SUPPLIED DATA:
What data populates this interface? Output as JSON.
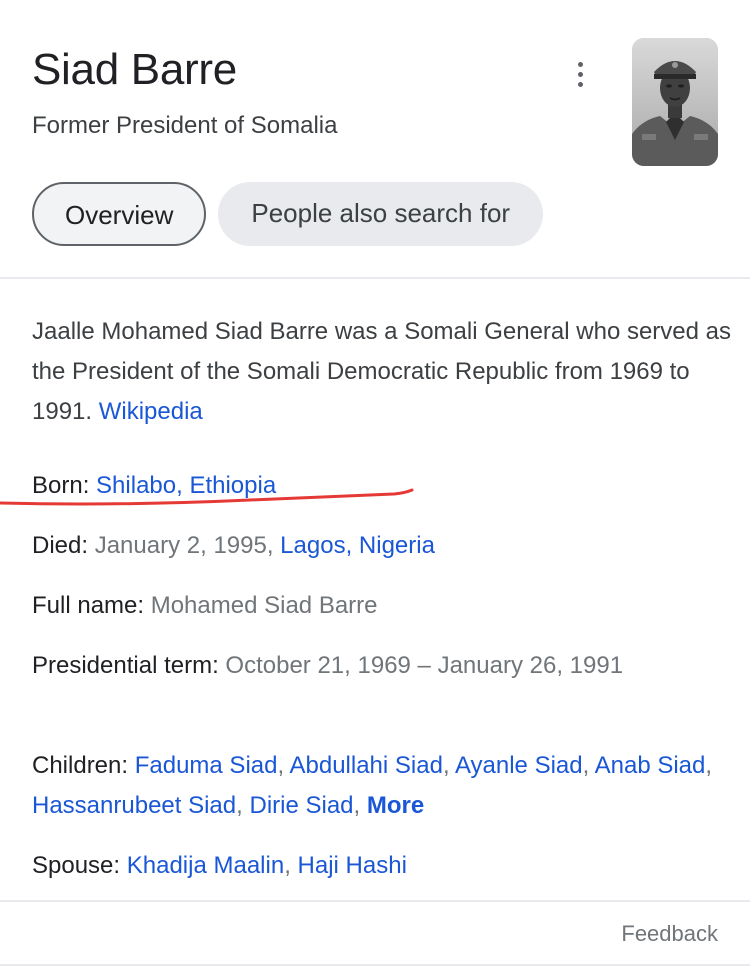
{
  "header": {
    "title": "Siad Barre",
    "subtitle": "Former President of Somalia"
  },
  "icons": {
    "menu": "more-vert-icon",
    "portrait": "portrait-image"
  },
  "tabs": [
    {
      "label": "Overview",
      "active": true
    },
    {
      "label": "People also search for",
      "active": false
    }
  ],
  "description": {
    "text": "Jaalle Mohamed Siad Barre was a Somali General who served as the President of the Somali Democratic Republic from 1969 to 1991.",
    "source": "Wikipedia"
  },
  "facts": {
    "born": {
      "label": "Born:",
      "place": "Shilabo, Ethiopia"
    },
    "died": {
      "label": "Died:",
      "date": "January 2, 1995,",
      "place": "Lagos, Nigeria"
    },
    "full_name": {
      "label": "Full name:",
      "value": "Mohamed Siad Barre"
    },
    "term": {
      "label": "Presidential term:",
      "value": "October 21, 1969 – January 26, 1991"
    },
    "children": {
      "label": "Children:",
      "names": [
        "Faduma Siad",
        "Abdullahi Siad",
        "Ayanle Siad",
        "Anab Siad",
        "Hassanrubeet Siad",
        "Dirie Siad"
      ],
      "more": "More"
    },
    "spouse": {
      "label": "Spouse:",
      "names": [
        "Khadija Maalin",
        "Haji Hashi"
      ]
    }
  },
  "footer": {
    "feedback": "Feedback"
  },
  "colors": {
    "link": "#1a57d6",
    "annotation": "#e53935",
    "muted": "#70757a"
  }
}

TO DO: Write out all the records again, exactly, minus any pictures.

FINAL RESULT:
What data populates this interface? Output as JSON.
{
  "header": {
    "title": "Siad Barre",
    "subtitle": "Former President of Somalia"
  },
  "icons": {
    "menu": "more-vert-icon",
    "portrait": "portrait-image"
  },
  "tabs": [
    {
      "label": "Overview",
      "active": true
    },
    {
      "label": "People also search for",
      "active": false
    }
  ],
  "description": {
    "text": "Jaalle Mohamed Siad Barre was a Somali General who served as the President of the Somali Democratic Republic from 1969 to 1991.",
    "source": "Wikipedia"
  },
  "facts": {
    "born": {
      "label": "Born:",
      "place": "Shilabo, Ethiopia"
    },
    "died": {
      "label": "Died:",
      "date": "January 2, 1995,",
      "place": "Lagos, Nigeria"
    },
    "full_name": {
      "label": "Full name:",
      "value": "Mohamed Siad Barre"
    },
    "term": {
      "label": "Presidential term:",
      "value": "October 21, 1969 – January 26, 1991"
    },
    "children": {
      "label": "Children:",
      "names": [
        "Faduma Siad",
        "Abdullahi Siad",
        "Ayanle Siad",
        "Anab Siad",
        "Hassanrubeet Siad",
        "Dirie Siad"
      ],
      "more": "More"
    },
    "spouse": {
      "label": "Spouse:",
      "names": [
        "Khadija Maalin",
        "Haji Hashi"
      ]
    }
  },
  "footer": {
    "feedback": "Feedback"
  },
  "colors": {
    "link": "#1a57d6",
    "annotation": "#e53935",
    "muted": "#70757a"
  }
}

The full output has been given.